EXERCISE TASK — From the entries that follow, extract each line holding the string "gleichschenklig".

DATA —
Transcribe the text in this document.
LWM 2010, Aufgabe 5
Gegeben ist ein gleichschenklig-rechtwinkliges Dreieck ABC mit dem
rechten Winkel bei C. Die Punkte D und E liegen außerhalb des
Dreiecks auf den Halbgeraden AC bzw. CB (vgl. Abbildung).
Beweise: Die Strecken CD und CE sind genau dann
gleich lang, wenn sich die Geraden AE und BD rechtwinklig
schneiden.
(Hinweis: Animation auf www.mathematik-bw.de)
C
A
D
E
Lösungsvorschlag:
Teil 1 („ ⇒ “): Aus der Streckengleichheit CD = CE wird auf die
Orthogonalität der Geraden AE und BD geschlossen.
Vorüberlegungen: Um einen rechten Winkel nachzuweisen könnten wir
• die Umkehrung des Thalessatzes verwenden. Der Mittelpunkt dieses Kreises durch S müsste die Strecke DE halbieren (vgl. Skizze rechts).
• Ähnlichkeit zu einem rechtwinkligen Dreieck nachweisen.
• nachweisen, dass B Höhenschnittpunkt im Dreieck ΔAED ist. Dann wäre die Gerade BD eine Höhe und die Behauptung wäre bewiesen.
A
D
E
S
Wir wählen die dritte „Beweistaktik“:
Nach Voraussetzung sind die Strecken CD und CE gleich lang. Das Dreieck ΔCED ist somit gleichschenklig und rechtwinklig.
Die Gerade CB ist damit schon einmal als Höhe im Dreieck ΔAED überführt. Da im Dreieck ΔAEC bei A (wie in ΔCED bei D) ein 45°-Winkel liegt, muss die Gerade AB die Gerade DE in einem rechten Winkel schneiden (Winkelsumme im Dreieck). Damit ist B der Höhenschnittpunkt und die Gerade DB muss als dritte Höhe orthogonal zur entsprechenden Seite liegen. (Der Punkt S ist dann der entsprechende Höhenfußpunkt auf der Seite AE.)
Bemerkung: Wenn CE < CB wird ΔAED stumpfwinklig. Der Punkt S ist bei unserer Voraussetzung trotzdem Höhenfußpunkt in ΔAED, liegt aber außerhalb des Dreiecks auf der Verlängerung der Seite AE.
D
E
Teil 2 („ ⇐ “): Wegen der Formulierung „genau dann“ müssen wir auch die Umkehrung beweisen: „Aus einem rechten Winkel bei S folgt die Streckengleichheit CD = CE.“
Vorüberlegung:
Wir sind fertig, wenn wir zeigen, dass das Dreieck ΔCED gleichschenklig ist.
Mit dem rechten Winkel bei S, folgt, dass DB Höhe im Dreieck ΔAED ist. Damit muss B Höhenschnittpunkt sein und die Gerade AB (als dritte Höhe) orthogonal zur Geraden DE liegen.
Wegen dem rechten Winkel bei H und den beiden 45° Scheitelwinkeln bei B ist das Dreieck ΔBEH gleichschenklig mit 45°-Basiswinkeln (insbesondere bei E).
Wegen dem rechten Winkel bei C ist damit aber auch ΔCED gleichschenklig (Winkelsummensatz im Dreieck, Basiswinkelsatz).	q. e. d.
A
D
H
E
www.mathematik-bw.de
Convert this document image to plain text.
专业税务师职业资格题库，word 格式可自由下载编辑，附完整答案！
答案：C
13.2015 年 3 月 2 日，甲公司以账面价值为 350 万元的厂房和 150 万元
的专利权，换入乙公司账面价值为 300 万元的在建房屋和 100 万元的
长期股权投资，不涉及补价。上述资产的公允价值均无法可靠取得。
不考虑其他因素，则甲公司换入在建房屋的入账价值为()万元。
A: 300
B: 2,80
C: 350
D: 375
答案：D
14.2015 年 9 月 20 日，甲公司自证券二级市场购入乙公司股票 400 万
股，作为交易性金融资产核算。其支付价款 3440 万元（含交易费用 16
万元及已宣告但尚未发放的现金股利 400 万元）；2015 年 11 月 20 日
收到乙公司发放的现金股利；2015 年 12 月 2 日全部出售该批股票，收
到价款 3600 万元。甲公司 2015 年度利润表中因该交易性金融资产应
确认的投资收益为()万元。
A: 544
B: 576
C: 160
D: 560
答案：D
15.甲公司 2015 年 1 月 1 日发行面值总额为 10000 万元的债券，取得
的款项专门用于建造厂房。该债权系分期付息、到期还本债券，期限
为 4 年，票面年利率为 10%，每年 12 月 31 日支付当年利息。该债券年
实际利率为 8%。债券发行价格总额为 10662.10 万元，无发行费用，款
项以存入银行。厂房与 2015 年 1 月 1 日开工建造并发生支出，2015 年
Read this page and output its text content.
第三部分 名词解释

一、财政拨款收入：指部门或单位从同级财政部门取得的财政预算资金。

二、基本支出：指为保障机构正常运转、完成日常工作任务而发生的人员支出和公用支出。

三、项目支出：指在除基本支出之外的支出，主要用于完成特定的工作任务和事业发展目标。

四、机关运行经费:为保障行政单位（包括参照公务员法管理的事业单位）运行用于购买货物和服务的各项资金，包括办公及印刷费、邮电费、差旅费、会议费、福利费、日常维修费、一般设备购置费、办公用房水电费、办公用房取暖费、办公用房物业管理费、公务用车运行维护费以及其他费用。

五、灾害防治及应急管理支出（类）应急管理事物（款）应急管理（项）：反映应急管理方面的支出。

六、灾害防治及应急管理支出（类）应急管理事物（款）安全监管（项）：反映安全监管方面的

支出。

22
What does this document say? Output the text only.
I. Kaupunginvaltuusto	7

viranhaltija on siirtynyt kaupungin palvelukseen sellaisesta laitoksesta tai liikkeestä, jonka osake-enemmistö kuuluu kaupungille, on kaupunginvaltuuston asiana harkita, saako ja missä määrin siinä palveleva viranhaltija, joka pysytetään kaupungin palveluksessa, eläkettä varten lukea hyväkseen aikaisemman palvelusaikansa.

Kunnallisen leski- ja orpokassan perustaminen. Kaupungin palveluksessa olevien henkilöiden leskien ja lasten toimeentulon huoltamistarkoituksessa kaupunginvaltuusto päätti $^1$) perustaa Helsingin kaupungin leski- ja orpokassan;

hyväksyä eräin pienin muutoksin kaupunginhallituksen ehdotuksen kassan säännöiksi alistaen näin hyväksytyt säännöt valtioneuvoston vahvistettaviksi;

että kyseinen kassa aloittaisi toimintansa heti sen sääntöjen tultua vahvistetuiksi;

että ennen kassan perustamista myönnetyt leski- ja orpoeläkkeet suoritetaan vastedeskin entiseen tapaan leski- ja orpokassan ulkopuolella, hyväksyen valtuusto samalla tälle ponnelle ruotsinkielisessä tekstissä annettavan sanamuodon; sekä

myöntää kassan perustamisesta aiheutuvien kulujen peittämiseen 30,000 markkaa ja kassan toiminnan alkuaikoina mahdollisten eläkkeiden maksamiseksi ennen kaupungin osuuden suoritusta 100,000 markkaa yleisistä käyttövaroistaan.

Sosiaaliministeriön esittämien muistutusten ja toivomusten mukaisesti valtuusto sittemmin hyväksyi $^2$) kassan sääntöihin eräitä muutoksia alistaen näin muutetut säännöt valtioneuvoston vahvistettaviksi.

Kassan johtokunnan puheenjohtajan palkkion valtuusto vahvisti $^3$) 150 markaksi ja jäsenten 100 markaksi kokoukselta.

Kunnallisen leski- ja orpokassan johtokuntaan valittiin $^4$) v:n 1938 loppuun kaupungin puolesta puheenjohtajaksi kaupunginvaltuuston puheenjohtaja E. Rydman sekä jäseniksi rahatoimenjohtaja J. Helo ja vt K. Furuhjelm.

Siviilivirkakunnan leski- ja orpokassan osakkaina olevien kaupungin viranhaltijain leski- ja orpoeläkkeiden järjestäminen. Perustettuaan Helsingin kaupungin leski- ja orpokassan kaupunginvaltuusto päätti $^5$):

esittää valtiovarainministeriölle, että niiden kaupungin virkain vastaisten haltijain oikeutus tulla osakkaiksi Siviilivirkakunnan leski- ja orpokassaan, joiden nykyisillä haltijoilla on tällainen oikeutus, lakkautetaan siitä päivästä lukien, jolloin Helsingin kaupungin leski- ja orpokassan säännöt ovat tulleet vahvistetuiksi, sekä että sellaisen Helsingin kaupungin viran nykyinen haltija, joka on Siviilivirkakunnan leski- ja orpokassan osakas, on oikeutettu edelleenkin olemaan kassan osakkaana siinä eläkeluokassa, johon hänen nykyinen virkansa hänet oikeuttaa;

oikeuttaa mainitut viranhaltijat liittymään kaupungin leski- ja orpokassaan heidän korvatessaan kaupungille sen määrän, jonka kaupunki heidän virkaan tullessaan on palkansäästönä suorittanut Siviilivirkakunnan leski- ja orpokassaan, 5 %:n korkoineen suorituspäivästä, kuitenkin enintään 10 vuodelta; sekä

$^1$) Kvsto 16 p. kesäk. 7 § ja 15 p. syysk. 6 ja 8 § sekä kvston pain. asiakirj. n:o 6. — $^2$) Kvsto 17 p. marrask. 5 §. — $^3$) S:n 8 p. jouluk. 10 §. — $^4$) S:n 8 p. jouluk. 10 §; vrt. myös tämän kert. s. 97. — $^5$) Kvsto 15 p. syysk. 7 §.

CORRECT RESULT —
Gegeben ist ein gleichschenklig-rechtwinkliges Dreieck ABC mit dem
Nach Voraussetzung sind die Strecken CD und CE gleich lang. Das Dreieck ΔCED ist somit gleichschenklig und rechtwinklig.
Wir sind fertig, wenn wir zeigen, dass das Dreieck ΔCED gleichschenklig ist.
Wegen dem rechten Winkel bei H und den beiden 45° Scheitelwinkeln bei B ist das Dreieck ΔBEH gleichschenklig mit 45°-Basiswinkeln (insbesondere bei E).
Wegen dem rechten Winkel bei C ist damit aber auch ΔCED gleichschenklig (Winkelsummensatz im Dreieck, Basiswinkelsatz).	q. e. d.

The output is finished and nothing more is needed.